__Brief__
Locate the word "initial" in the data below, then copy every line that holds it.

.....

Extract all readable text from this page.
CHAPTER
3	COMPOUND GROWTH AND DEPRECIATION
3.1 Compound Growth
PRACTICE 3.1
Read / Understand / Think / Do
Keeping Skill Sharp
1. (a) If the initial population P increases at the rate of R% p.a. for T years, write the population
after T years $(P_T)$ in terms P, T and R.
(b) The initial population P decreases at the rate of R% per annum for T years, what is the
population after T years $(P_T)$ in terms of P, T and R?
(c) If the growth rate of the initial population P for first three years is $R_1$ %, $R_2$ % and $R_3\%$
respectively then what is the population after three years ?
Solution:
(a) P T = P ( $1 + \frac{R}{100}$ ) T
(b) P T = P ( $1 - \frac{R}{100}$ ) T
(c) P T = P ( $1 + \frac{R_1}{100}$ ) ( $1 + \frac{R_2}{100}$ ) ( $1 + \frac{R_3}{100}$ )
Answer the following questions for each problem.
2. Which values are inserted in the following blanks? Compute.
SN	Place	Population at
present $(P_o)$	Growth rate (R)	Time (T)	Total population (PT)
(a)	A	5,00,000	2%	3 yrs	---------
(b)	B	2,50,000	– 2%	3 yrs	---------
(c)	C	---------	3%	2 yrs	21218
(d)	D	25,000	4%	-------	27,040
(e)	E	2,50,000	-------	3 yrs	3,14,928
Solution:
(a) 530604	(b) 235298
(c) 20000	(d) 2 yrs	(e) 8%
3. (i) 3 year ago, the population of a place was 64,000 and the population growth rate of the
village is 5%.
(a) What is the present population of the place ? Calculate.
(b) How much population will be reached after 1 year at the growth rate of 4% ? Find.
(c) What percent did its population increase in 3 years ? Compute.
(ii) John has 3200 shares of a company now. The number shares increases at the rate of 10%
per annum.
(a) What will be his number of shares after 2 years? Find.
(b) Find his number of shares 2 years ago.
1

.....

__Solution for this task__
1. (a) If the initial population P increases at the rate of R% p.a. for T years, write the population
(b) The initial population P decreases at the rate of R% per annum for T years, what is the
(c) If the growth rate of the initial population P for first three years is $R_1$ %, $R_2$ % and $R_3\%$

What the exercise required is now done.